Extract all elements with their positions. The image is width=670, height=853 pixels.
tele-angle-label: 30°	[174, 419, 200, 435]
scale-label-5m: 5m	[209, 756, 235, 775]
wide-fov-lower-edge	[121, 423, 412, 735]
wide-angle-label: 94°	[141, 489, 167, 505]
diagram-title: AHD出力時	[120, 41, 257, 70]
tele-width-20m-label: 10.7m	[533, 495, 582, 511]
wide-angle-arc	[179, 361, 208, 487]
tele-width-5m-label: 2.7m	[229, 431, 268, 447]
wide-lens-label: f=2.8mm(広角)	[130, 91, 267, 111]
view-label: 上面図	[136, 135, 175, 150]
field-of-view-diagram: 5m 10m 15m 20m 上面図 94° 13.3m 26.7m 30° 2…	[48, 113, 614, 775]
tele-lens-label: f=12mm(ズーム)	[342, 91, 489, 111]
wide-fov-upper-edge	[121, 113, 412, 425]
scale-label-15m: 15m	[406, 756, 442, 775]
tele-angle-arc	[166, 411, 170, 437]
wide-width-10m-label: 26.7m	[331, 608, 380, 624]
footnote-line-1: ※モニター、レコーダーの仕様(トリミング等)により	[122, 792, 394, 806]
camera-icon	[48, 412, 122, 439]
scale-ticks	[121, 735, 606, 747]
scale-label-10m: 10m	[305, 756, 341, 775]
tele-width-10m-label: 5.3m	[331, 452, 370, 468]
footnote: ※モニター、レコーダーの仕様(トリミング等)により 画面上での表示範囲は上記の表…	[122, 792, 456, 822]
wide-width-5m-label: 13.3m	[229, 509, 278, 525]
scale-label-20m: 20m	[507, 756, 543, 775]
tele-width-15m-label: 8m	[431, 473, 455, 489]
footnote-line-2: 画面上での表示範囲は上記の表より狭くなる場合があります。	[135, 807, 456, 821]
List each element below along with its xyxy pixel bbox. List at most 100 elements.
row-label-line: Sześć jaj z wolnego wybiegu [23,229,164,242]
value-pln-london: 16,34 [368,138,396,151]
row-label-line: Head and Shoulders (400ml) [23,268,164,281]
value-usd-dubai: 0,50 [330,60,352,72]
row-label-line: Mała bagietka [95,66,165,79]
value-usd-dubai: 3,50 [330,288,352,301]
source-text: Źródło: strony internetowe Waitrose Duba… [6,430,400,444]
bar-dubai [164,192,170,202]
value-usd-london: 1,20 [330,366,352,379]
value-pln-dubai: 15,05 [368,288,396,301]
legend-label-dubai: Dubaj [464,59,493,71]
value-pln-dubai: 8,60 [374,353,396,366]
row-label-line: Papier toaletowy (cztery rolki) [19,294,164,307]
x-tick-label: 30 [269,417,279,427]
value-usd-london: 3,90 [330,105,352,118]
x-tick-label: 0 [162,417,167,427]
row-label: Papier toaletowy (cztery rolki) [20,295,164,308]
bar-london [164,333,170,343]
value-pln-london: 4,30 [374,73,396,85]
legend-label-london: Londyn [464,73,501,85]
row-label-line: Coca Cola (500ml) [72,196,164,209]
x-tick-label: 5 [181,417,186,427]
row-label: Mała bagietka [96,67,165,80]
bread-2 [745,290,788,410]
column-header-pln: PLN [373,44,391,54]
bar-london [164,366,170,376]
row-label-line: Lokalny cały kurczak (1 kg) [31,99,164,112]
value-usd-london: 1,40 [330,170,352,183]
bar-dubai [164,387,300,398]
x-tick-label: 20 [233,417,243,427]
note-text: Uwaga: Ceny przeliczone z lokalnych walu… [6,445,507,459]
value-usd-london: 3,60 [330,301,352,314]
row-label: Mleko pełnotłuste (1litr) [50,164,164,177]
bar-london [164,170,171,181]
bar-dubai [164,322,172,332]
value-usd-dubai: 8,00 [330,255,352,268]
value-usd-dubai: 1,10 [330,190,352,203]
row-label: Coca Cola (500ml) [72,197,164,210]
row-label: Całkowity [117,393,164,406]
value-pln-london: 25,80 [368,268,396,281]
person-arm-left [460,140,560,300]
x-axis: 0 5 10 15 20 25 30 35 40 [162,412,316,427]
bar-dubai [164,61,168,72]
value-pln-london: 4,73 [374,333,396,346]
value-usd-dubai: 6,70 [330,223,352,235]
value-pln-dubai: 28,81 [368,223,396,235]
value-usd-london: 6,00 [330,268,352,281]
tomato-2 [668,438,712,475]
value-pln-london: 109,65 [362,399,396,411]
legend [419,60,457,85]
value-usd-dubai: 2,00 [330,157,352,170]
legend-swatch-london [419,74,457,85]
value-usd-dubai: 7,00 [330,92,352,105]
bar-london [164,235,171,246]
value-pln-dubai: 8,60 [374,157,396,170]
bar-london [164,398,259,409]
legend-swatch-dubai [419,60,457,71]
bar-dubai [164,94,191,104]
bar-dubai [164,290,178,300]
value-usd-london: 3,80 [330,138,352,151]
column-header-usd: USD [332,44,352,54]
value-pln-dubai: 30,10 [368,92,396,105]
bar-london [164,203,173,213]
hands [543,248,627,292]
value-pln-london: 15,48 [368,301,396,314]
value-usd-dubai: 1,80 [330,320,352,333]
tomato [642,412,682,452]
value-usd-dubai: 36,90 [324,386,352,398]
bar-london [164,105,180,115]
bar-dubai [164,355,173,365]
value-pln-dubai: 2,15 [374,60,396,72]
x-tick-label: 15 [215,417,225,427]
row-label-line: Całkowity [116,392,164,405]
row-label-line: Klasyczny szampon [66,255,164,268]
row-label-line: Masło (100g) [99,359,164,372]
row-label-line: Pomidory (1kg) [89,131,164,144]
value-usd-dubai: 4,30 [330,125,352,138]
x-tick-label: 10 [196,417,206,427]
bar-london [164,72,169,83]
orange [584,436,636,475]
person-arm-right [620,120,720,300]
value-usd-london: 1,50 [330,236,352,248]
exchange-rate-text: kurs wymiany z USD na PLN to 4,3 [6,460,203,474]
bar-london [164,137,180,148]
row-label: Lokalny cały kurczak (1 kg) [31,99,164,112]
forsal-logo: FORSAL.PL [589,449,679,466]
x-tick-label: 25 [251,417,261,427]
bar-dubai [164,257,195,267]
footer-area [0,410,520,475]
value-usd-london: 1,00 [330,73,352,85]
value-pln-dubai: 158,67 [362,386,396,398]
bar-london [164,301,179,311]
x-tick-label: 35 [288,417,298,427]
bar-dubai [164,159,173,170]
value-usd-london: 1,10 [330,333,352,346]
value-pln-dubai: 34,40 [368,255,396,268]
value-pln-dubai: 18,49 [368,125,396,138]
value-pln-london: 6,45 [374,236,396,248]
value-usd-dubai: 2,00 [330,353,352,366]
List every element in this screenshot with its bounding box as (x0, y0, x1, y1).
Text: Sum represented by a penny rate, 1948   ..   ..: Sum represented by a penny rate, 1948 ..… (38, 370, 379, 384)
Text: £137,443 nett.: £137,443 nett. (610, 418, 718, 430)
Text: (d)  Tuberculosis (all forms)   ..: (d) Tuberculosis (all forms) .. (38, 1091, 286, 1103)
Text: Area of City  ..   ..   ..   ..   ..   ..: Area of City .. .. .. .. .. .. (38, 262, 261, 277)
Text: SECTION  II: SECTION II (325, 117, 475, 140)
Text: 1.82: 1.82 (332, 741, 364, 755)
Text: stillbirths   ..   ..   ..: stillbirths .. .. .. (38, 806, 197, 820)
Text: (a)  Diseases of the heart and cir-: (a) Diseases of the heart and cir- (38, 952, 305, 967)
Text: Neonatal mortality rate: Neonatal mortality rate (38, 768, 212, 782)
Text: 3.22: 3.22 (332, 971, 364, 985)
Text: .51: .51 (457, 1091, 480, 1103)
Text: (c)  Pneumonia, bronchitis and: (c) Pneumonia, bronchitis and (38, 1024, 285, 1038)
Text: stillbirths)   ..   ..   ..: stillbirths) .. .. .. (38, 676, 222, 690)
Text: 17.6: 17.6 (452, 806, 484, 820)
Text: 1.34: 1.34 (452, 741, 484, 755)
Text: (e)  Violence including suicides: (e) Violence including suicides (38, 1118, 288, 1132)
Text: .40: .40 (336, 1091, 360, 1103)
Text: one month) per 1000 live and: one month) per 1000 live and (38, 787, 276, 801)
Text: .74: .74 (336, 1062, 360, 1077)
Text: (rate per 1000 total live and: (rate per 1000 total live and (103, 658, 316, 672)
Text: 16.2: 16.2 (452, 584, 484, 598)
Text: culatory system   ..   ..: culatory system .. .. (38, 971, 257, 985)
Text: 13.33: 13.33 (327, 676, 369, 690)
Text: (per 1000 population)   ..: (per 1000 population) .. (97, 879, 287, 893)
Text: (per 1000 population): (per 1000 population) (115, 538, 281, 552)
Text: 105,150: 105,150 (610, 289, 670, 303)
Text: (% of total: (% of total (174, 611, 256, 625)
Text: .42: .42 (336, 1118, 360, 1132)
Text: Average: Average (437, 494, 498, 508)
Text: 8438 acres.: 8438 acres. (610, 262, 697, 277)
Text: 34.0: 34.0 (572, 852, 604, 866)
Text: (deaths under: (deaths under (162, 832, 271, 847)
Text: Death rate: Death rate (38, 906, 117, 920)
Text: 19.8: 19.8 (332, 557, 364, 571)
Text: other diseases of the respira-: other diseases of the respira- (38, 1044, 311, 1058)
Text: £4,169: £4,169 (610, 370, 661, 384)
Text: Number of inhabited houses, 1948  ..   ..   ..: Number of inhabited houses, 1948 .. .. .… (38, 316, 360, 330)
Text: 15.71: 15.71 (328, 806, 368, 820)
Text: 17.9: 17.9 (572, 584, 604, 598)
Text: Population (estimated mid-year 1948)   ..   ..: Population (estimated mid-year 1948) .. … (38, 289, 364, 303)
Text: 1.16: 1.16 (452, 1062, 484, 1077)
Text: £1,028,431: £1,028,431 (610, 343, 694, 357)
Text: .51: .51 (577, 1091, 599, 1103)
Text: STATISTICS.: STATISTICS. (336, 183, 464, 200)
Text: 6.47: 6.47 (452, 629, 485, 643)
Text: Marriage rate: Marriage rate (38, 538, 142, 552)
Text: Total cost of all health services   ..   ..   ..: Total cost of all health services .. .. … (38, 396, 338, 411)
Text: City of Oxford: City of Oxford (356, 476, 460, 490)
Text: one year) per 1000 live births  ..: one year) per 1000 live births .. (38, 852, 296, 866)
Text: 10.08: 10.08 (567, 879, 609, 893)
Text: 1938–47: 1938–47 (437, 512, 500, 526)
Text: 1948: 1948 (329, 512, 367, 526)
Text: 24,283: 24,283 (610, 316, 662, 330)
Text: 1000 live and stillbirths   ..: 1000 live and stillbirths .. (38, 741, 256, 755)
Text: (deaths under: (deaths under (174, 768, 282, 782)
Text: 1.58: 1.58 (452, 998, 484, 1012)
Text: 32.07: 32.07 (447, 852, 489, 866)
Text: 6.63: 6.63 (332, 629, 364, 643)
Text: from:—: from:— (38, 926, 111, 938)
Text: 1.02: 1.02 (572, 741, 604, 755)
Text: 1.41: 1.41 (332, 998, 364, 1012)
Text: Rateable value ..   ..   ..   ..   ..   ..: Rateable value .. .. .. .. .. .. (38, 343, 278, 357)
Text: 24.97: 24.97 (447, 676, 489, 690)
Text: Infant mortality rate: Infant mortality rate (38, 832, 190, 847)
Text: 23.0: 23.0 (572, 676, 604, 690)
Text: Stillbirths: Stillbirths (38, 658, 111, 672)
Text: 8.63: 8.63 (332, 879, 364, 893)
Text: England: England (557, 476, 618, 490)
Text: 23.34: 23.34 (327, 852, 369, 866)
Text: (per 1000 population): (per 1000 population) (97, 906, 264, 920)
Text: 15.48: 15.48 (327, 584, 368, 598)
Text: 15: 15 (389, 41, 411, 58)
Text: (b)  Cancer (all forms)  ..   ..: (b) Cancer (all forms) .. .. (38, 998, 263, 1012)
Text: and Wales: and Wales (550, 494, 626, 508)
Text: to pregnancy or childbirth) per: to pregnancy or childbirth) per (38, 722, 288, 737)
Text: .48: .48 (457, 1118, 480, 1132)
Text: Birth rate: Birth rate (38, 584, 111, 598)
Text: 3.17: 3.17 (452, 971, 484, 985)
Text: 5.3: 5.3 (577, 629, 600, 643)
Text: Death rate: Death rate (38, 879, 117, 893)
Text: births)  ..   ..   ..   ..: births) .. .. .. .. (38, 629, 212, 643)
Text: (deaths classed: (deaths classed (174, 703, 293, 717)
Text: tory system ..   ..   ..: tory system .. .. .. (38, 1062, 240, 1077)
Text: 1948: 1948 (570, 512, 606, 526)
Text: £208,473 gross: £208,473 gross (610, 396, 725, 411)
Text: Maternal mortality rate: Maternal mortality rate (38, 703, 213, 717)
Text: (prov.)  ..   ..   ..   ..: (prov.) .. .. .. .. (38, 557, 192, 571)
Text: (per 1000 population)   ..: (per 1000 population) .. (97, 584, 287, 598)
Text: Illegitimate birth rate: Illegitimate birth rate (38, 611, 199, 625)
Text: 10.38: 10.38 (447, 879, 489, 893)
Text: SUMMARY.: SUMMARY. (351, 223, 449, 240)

§ **What to work on**
Please set down the entries again exactly as they appear, from the first line of the entries through the line containing "41, 257, 70]", including both ends.

§ **Solution**
Extract all elements with their positions. The image is width=670, height=853 pixels.
tele-angle-label: 30°	[174, 419, 200, 435]
scale-label-5m: 5m	[209, 756, 235, 775]
wide-fov-lower-edge	[121, 423, 412, 735]
wide-angle-label: 94°	[141, 489, 167, 505]
diagram-title: AHD出力時	[120, 41, 257, 70]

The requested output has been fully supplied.